§ **Directions**
Find the word "image" in the records below. List each line containing it.

______________________________

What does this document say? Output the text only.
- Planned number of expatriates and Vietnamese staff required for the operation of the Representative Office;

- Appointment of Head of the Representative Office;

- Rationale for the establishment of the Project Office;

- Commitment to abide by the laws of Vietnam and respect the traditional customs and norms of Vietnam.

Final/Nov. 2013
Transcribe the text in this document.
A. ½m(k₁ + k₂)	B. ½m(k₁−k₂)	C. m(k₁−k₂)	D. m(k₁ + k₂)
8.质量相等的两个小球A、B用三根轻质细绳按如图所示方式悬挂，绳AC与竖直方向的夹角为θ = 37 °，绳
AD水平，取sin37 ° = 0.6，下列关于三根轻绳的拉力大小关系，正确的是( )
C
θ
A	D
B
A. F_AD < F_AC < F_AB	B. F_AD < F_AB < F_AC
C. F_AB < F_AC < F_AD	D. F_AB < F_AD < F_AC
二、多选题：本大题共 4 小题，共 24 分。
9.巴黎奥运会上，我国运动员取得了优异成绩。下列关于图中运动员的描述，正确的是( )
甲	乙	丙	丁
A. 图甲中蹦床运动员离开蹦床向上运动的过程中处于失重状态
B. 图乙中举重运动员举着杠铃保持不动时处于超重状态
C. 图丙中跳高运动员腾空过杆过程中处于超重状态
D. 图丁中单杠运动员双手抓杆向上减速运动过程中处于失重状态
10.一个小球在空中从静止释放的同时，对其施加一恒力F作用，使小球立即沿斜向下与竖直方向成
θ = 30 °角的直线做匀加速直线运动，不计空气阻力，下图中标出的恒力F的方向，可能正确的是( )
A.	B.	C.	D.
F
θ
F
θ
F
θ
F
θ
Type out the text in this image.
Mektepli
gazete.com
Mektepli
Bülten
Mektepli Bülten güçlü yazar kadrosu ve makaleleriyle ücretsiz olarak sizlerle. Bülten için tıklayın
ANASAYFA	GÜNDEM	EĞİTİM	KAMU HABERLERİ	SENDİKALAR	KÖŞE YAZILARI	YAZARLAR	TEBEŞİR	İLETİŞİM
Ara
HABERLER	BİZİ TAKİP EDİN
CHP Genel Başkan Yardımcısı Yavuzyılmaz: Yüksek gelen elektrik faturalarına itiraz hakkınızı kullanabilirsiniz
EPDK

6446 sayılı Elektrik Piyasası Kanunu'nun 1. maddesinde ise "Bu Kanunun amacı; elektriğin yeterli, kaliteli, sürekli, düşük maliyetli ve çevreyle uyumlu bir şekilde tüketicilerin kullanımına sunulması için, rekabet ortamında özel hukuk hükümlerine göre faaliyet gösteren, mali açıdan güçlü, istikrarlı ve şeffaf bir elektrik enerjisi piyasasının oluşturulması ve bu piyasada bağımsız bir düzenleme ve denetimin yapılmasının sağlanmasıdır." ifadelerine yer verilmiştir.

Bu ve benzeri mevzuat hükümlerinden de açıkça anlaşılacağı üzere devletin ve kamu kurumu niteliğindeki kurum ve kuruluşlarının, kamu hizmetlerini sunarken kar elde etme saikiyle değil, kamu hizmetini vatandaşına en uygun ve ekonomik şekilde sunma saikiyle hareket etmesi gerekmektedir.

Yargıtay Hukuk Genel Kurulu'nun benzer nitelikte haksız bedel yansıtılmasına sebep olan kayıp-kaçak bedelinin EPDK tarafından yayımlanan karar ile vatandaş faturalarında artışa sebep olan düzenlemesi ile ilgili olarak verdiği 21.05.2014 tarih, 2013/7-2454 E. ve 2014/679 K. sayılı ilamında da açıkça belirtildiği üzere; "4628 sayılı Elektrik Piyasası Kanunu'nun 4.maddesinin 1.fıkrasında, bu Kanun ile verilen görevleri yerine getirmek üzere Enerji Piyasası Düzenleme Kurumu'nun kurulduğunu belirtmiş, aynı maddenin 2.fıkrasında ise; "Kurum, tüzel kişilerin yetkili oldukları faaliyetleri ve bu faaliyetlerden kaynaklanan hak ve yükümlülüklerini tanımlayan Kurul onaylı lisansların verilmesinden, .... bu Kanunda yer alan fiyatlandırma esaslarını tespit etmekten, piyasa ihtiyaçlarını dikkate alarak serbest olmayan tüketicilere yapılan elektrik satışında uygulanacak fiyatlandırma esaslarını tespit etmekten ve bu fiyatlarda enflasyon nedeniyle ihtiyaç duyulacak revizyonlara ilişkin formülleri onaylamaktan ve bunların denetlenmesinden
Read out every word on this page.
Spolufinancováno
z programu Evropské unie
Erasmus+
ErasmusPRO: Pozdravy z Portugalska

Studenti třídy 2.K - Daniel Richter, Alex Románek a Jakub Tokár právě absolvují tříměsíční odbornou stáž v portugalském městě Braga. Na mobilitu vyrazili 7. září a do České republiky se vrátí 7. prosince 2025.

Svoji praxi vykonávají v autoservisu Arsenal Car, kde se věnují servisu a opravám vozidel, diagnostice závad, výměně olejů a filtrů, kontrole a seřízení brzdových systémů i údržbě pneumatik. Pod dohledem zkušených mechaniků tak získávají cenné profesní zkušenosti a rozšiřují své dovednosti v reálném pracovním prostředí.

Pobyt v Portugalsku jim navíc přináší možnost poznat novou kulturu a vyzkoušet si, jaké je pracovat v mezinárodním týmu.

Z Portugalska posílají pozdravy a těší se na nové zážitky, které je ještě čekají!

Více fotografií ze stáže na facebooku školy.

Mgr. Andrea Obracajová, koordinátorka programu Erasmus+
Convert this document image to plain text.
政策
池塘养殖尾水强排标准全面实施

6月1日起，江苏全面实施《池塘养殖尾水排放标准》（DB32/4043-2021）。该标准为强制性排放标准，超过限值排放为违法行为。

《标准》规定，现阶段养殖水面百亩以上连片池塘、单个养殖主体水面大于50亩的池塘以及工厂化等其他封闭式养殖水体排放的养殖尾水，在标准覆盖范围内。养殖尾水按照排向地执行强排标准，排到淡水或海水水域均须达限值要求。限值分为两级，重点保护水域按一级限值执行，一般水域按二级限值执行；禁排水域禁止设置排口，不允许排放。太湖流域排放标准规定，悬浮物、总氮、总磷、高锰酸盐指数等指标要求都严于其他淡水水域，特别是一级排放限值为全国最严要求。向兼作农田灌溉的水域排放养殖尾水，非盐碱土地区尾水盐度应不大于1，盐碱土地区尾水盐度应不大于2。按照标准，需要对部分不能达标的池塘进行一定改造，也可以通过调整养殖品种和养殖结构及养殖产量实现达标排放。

______________________________

§ **Exercise answer**
Type out the text in this image.
Convert this document image to plain text.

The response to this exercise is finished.